Prompt »
Copy the records that follow exactly as written, but not their pictures.

Saved entries
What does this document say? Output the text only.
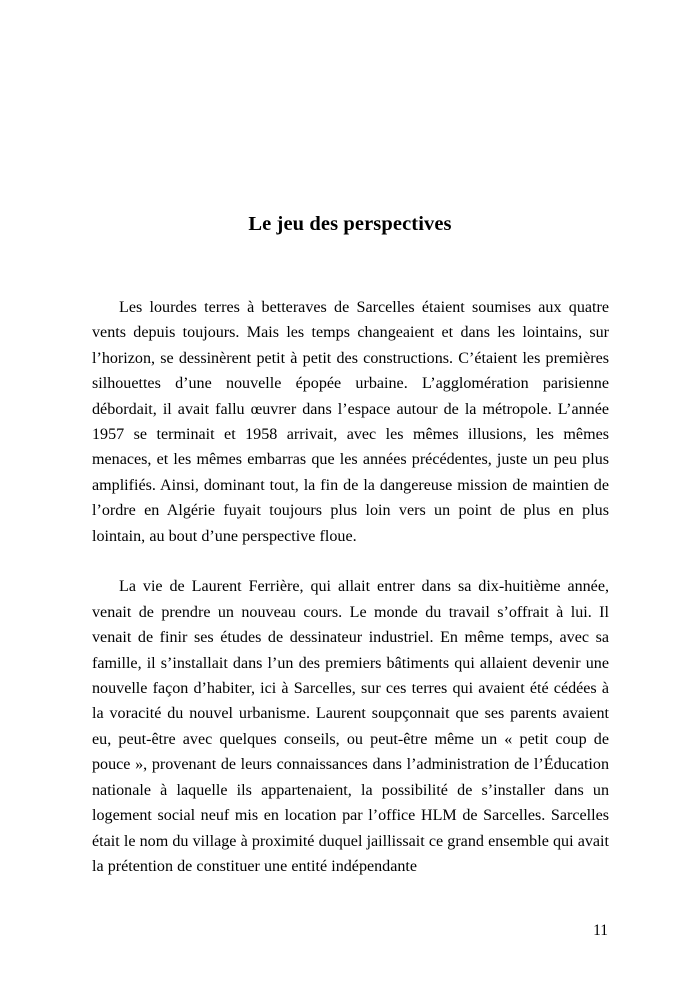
Le jeu des perspectives

Les lourdes terres à betteraves de Sarcelles étaient soumises aux quatre vents depuis toujours. Mais les temps changeaient et dans les lointains, sur l’horizon, se dessinèrent petit à petit des constructions. C’étaient les premières silhouettes d’une nouvelle épopée urbaine. L’agglomération parisienne débordait, il avait fallu œuvrer dans l’espace autour de la métropole. L’année 1957 se terminait et 1958 arrivait, avec les mêmes illusions, les mêmes menaces, et les mêmes embarras que les années précédentes, juste un peu plus amplifiés. Ainsi, dominant tout, la fin de la dangereuse mission de maintien de l’ordre en Algérie fuyait toujours plus loin vers un point de plus en plus lointain, au bout d’une perspective floue.

La vie de Laurent Ferrière, qui allait entrer dans sa dix-huitième année, venait de prendre un nouveau cours. Le monde du travail s’offrait à lui. Il venait de finir ses études de dessinateur industriel. En même temps, avec sa famille, il s’installait dans l’un des premiers bâtiments qui allaient devenir une nouvelle façon d’habiter, ici à Sarcelles, sur ces terres qui avaient été cédées à la voracité du nouvel urbanisme. Laurent soupçonnait que ses parents avaient eu, peut-être avec quelques conseils, ou peut-être même un « petit coup de pouce », provenant de leurs connaissances dans l’administration de l’Éducation nationale à laquelle ils appartenaient, la possibilité de s’installer dans un logement social neuf mis en location par l’office HLM de Sarcelles. Sarcelles était le nom du village à proximité duquel jaillissait ce grand ensemble qui avait la prétention de constituer une entité indépendante

11
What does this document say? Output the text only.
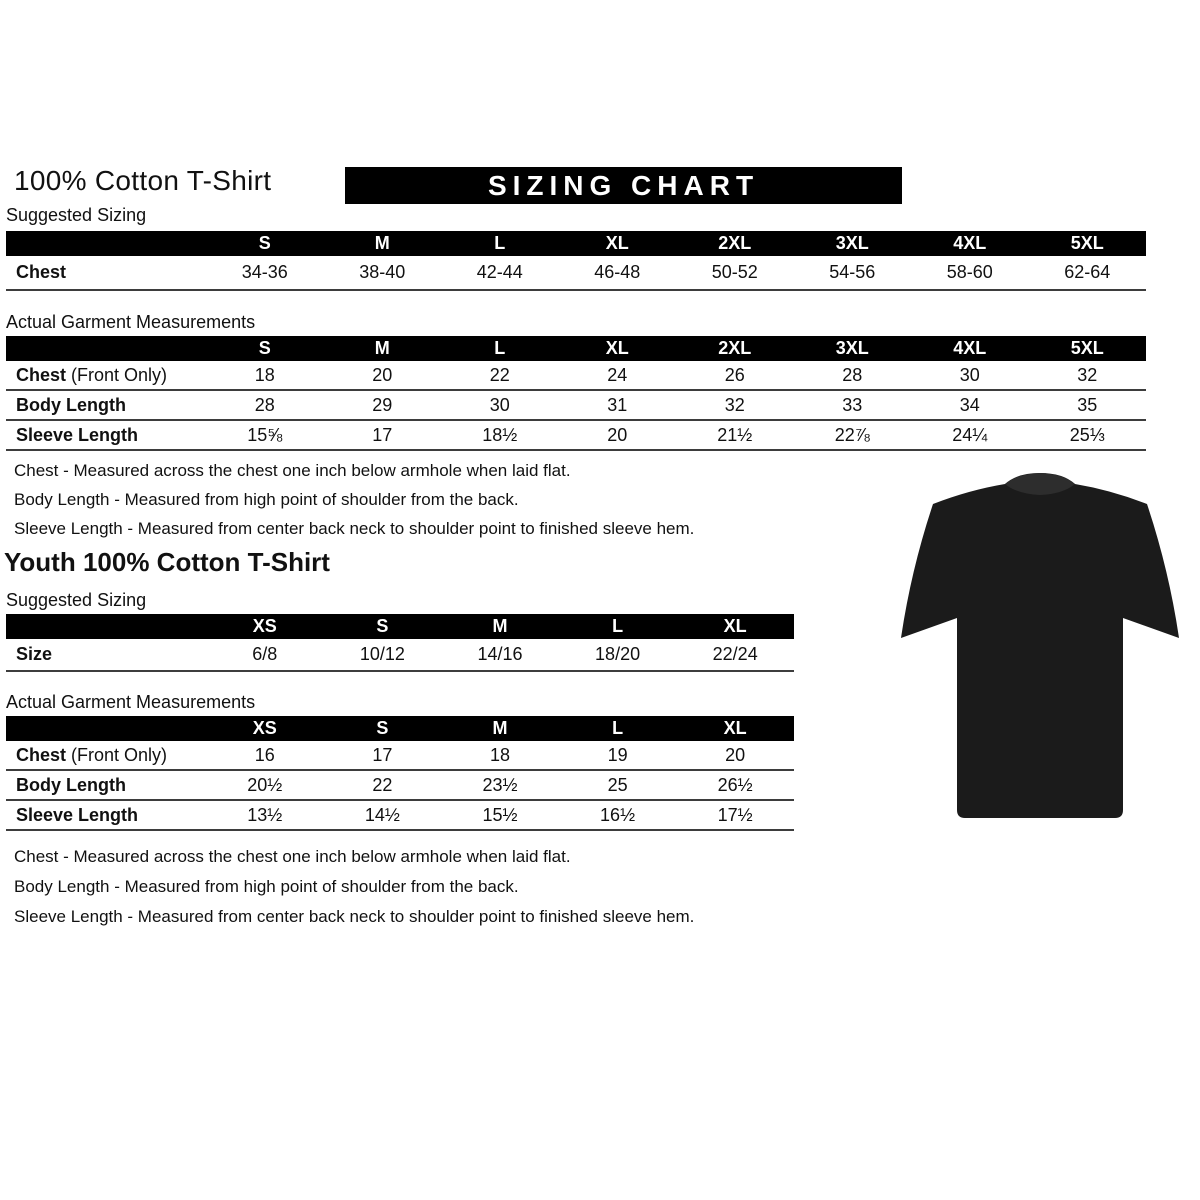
100% Cotton T-Shirt	SIZING CHART
Suggested Sizing
	S	M	L	XL	2XL	3XL	4XL	5XL
Chest	34-36	38-40	42-44	46-48	50-52	54-56	58-60	62-64
Actual Garment Measurements
	S	M	L	XL	2XL	3XL	4XL	5XL
Chest (Front Only)	18	20	22	24	26	28	30	32
Body Length	28	29	30	31	32	33	34	35
Sleeve Length	15⅝	17	18½	20	21½	22⅞	24¼	25⅓
Chest - Measured across the chest one inch below armhole when laid flat.
Body Length - Measured from high point of shoulder from the back.
Sleeve Length - Measured from center back neck to shoulder point to finished sleeve hem.
Youth 100% Cotton T-Shirt
Suggested Sizing
	XS	S	M	L	XL
Size	6/8	10/12	14/16	18/20	22/24
Actual Garment Measurements
	XS	S	M	L	XL
Chest (Front Only)	16	17	18	19	20
Body Length	20½	22	23½	25	26½
Sleeve Length	13½	14½	15½	16½	17½
Chest - Measured across the chest one inch below armhole when laid flat.
Body Length - Measured from high point of shoulder from the back.
Sleeve Length - Measured from center back neck to shoulder point to finished sleeve hem.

Written solution »
What does this document say? Output the text only.
Le jeu des perspectives

Les lourdes terres à betteraves de Sarcelles étaient soumises aux quatre vents depuis toujours. Mais les temps changeaient et dans les lointains, sur l’horizon, se dessinèrent petit à petit des constructions. C’étaient les premières silhouettes d’une nouvelle épopée urbaine. L’agglomération parisienne débordait, il avait fallu œuvrer dans l’espace autour de la métropole. L’année 1957 se terminait et 1958 arrivait, avec les mêmes illusions, les mêmes menaces, et les mêmes embarras que les années précédentes, juste un peu plus amplifiés. Ainsi, dominant tout, la fin de la dangereuse mission de maintien de l’ordre en Algérie fuyait toujours plus loin vers un point de plus en plus lointain, au bout d’une perspective floue.

La vie de Laurent Ferrière, qui allait entrer dans sa dix-huitième année, venait de prendre un nouveau cours. Le monde du travail s’offrait à lui. Il venait de finir ses études de dessinateur industriel. En même temps, avec sa famille, il s’installait dans l’un des premiers bâtiments qui allaient devenir une nouvelle façon d’habiter, ici à Sarcelles, sur ces terres qui avaient été cédées à la voracité du nouvel urbanisme. Laurent soupçonnait que ses parents avaient eu, peut-être avec quelques conseils, ou peut-être même un « petit coup de pouce », provenant de leurs connaissances dans l’administration de l’Éducation nationale à laquelle ils appartenaient, la possibilité de s’installer dans un logement social neuf mis en location par l’office HLM de Sarcelles. Sarcelles était le nom du village à proximité duquel jaillissait ce grand ensemble qui avait la prétention de constituer une entité indépendante

11
What does this document say? Output the text only.
100% Cotton T-Shirt	SIZING CHART
Suggested Sizing
	S	M	L	XL	2XL	3XL	4XL	5XL
Chest	34-36	38-40	42-44	46-48	50-52	54-56	58-60	62-64
Actual Garment Measurements
	S	M	L	XL	2XL	3XL	4XL	5XL
Chest (Front Only)	18	20	22	24	26	28	30	32
Body Length	28	29	30	31	32	33	34	35
Sleeve Length	15⅝	17	18½	20	21½	22⅞	24¼	25⅓
Chest - Measured across the chest one inch below armhole when laid flat.
Body Length - Measured from high point of shoulder from the back.
Sleeve Length - Measured from center back neck to shoulder point to finished sleeve hem.
Youth 100% Cotton T-Shirt
Suggested Sizing
	XS	S	M	L	XL
Size	6/8	10/12	14/16	18/20	22/24
Actual Garment Measurements
	XS	S	M	L	XL
Chest (Front Only)	16	17	18	19	20
Body Length	20½	22	23½	25	26½
Sleeve Length	13½	14½	15½	16½	17½
Chest - Measured across the chest one inch below armhole when laid flat.
Body Length - Measured from high point of shoulder from the back.
Sleeve Length - Measured from center back neck to shoulder point to finished sleeve hem.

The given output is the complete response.